Stored data:

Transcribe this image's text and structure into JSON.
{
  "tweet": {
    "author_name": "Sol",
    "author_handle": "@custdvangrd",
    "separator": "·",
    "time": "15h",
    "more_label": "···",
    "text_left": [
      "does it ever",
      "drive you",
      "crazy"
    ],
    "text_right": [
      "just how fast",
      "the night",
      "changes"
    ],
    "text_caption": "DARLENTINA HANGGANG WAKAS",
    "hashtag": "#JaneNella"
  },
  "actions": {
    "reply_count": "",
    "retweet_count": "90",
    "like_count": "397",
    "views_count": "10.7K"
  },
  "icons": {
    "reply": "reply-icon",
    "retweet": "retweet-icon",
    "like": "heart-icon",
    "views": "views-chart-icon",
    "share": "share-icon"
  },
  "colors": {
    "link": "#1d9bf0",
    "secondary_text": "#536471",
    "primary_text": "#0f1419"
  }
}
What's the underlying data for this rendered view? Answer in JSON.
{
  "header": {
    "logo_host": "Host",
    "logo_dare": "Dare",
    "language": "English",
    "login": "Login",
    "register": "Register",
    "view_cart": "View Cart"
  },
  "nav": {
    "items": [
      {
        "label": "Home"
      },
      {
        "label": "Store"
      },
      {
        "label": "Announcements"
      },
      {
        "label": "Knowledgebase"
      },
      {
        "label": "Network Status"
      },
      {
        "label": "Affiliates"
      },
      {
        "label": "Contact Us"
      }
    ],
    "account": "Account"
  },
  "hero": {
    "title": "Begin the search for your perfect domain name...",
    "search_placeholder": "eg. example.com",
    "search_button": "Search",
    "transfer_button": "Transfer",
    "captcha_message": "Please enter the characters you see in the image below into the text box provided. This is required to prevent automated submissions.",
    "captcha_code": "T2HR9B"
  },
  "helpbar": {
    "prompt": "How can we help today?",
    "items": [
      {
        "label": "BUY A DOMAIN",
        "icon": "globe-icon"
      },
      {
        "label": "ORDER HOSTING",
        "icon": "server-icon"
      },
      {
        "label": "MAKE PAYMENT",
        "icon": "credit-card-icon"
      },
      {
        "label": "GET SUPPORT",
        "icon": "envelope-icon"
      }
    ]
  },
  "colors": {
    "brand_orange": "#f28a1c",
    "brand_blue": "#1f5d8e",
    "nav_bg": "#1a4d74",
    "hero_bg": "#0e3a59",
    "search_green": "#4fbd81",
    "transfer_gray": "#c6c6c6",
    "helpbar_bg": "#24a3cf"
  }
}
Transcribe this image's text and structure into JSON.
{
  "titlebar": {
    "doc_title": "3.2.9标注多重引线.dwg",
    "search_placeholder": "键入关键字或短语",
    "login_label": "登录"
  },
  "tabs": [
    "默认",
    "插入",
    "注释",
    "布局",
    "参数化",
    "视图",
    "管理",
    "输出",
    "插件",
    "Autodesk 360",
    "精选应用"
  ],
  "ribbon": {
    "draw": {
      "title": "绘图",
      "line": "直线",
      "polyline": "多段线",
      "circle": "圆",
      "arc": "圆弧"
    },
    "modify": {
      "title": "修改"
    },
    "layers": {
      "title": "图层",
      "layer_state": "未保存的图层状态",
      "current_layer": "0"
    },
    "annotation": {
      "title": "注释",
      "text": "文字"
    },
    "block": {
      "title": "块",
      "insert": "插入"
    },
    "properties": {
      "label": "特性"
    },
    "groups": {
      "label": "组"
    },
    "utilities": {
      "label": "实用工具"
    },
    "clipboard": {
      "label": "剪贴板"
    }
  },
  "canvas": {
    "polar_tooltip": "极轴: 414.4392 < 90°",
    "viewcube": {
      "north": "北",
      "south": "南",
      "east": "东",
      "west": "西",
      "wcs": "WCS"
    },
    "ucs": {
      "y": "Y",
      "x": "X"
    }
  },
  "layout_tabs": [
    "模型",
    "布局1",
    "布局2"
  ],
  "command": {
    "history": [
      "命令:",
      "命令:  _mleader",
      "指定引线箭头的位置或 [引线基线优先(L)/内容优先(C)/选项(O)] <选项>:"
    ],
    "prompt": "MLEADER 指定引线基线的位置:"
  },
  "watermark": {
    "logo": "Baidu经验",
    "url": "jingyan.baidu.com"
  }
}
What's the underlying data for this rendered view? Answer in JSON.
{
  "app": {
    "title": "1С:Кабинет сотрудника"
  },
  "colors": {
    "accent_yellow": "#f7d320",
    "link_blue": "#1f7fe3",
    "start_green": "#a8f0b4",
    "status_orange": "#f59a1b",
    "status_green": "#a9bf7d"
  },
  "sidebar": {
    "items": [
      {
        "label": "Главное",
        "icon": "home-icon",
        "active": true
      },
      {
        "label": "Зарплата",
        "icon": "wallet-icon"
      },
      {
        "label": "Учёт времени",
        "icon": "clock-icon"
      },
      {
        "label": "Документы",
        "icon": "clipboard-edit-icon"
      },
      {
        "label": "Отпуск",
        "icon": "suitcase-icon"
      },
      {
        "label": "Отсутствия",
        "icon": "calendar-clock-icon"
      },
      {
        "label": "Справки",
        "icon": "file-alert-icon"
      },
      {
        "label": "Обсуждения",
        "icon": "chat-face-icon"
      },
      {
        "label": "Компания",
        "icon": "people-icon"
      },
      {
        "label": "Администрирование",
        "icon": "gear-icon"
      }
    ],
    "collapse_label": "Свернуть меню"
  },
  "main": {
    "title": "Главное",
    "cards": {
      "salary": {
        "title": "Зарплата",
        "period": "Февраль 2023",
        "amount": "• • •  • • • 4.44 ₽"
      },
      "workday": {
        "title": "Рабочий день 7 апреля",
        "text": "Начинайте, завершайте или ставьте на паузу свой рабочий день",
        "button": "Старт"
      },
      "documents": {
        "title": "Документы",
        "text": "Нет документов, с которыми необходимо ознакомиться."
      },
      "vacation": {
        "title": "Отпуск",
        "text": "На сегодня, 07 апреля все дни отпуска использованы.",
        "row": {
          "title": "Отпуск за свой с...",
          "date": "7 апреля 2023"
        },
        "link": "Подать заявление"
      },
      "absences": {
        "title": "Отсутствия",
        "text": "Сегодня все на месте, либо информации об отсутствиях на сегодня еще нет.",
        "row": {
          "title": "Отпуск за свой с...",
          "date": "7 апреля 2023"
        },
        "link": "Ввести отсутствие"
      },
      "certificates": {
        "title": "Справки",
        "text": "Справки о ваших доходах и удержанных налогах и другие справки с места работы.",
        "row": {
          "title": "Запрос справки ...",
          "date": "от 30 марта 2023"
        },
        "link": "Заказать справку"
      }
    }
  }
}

■ Short problem ■
Nothing in the data may differ; print all of it exactly as written.

■ Completed exercise ■
Transcribe this image's text and structure into JSON.
{
  "tweet": {
    "author_name": "Sol",
    "author_handle": "@custdvangrd",
    "separator": "·",
    "time": "15h",
    "more_label": "···",
    "text_left": [
      "does it ever",
      "drive you",
      "crazy"
    ],
    "text_right": [
      "just how fast",
      "the night",
      "changes"
    ],
    "text_caption": "DARLENTINA HANGGANG WAKAS",
    "hashtag": "#JaneNella"
  },
  "actions": {
    "reply_count": "",
    "retweet_count": "90",
    "like_count": "397",
    "views_count": "10.7K"
  },
  "icons": {
    "reply": "reply-icon",
    "retweet": "retweet-icon",
    "like": "heart-icon",
    "views": "views-chart-icon",
    "share": "share-icon"
  },
  "colors": {
    "link": "#1d9bf0",
    "secondary_text": "#536471",
    "primary_text": "#0f1419"
  }
}
What's the underlying data for this rendered view? Answer in JSON.
{
  "header": {
    "logo_host": "Host",
    "logo_dare": "Dare",
    "language": "English",
    "login": "Login",
    "register": "Register",
    "view_cart": "View Cart"
  },
  "nav": {
    "items": [
      {
        "label": "Home"
      },
      {
        "label": "Store"
      },
      {
        "label": "Announcements"
      },
      {
        "label": "Knowledgebase"
      },
      {
        "label": "Network Status"
      },
      {
        "label": "Affiliates"
      },
      {
        "label": "Contact Us"
      }
    ],
    "account": "Account"
  },
  "hero": {
    "title": "Begin the search for your perfect domain name...",
    "search_placeholder": "eg. example.com",
    "search_button": "Search",
    "transfer_button": "Transfer",
    "captcha_message": "Please enter the characters you see in the image below into the text box provided. This is required to prevent automated submissions.",
    "captcha_code": "T2HR9B"
  },
  "helpbar": {
    "prompt": "How can we help today?",
    "items": [
      {
        "label": "BUY A DOMAIN",
        "icon": "globe-icon"
      },
      {
        "label": "ORDER HOSTING",
        "icon": "server-icon"
      },
      {
        "label": "MAKE PAYMENT",
        "icon": "credit-card-icon"
      },
      {
        "label": "GET SUPPORT",
        "icon": "envelope-icon"
      }
    ]
  },
  "colors": {
    "brand_orange": "#f28a1c",
    "brand_blue": "#1f5d8e",
    "nav_bg": "#1a4d74",
    "hero_bg": "#0e3a59",
    "search_green": "#4fbd81",
    "transfer_gray": "#c6c6c6",
    "helpbar_bg": "#24a3cf"
  }
}
Transcribe this image's text and structure into JSON.
{
  "titlebar": {
    "doc_title": "3.2.9标注多重引线.dwg",
    "search_placeholder": "键入关键字或短语",
    "login_label": "登录"
  },
  "tabs": [
    "默认",
    "插入",
    "注释",
    "布局",
    "参数化",
    "视图",
    "管理",
    "输出",
    "插件",
    "Autodesk 360",
    "精选应用"
  ],
  "ribbon": {
    "draw": {
      "title": "绘图",
      "line": "直线",
      "polyline": "多段线",
      "circle": "圆",
      "arc": "圆弧"
    },
    "modify": {
      "title": "修改"
    },
    "layers": {
      "title": "图层",
      "layer_state": "未保存的图层状态",
      "current_layer": "0"
    },
    "annotation": {
      "title": "注释",
      "text": "文字"
    },
    "block": {
      "title": "块",
      "insert": "插入"
    },
    "properties": {
      "label": "特性"
    },
    "groups": {
      "label": "组"
    },
    "utilities": {
      "label": "实用工具"
    },
    "clipboard": {
      "label": "剪贴板"
    }
  },
  "canvas": {
    "polar_tooltip": "极轴: 414.4392 < 90°",
    "viewcube": {
      "north": "北",
      "south": "南",
      "east": "东",
      "west": "西",
      "wcs": "WCS"
    },
    "ucs": {
      "y": "Y",
      "x": "X"
    }
  },
  "layout_tabs": [
    "模型",
    "布局1",
    "布局2"
  ],
  "command": {
    "history": [
      "命令:",
      "命令:  _mleader",
      "指定引线箭头的位置或 [引线基线优先(L)/内容优先(C)/选项(O)] <选项>:"
    ],
    "prompt": "MLEADER 指定引线基线的位置:"
  },
  "watermark": {
    "logo": "Baidu经验",
    "url": "jingyan.baidu.com"
  }
}
What's the underlying data for this rendered view? Answer in JSON.
{
  "app": {
    "title": "1С:Кабинет сотрудника"
  },
  "colors": {
    "accent_yellow": "#f7d320",
    "link_blue": "#1f7fe3",
    "start_green": "#a8f0b4",
    "status_orange": "#f59a1b",
    "status_green": "#a9bf7d"
  },
  "sidebar": {
    "items": [
      {
        "label": "Главное",
        "icon": "home-icon",
        "active": true
      },
      {
        "label": "Зарплата",
        "icon": "wallet-icon"
      },
      {
        "label": "Учёт времени",
        "icon": "clock-icon"
      },
      {
        "label": "Документы",
        "icon": "clipboard-edit-icon"
      },
      {
        "label": "Отпуск",
        "icon": "suitcase-icon"
      },
      {
        "label": "Отсутствия",
        "icon": "calendar-clock-icon"
      },
      {
        "label": "Справки",
        "icon": "file-alert-icon"
      },
      {
        "label": "Обсуждения",
        "icon": "chat-face-icon"
      },
      {
        "label": "Компания",
        "icon": "people-icon"
      },
      {
        "label": "Администрирование",
        "icon": "gear-icon"
      }
    ],
    "collapse_label": "Свернуть меню"
  },
  "main": {
    "title": "Главное",
    "cards": {
      "salary": {
        "title": "Зарплата",
        "period": "Февраль 2023",
        "amount": "• • •  • • • 4.44 ₽"
      },
      "workday": {
        "title": "Рабочий день 7 апреля",
        "text": "Начинайте, завершайте или ставьте на паузу свой рабочий день",
        "button": "Старт"
      },
      "documents": {
        "title": "Документы",
        "text": "Нет документов, с которыми необходимо ознакомиться."
      },
      "vacation": {
        "title": "Отпуск",
        "text": "На сегодня, 07 апреля все дни отпуска использованы.",
        "row": {
          "title": "Отпуск за свой с...",
          "date": "7 апреля 2023"
        },
        "link": "Подать заявление"
      },
      "absences": {
        "title": "Отсутствия",
        "text": "Сегодня все на месте, либо информации об отсутствиях на сегодня еще нет.",
        "row": {
          "title": "Отпуск за свой с...",
          "date": "7 апреля 2023"
        },
        "link": "Ввести отсутствие"
      },
      "certificates": {
        "title": "Справки",
        "text": "Справки о ваших доходах и удержанных налогах и другие справки с места работы.",
        "row": {
          "title": "Запрос справки ...",
          "date": "от 30 марта 2023"
        },
        "link": "Заказать справку"
      }
    }
  }
}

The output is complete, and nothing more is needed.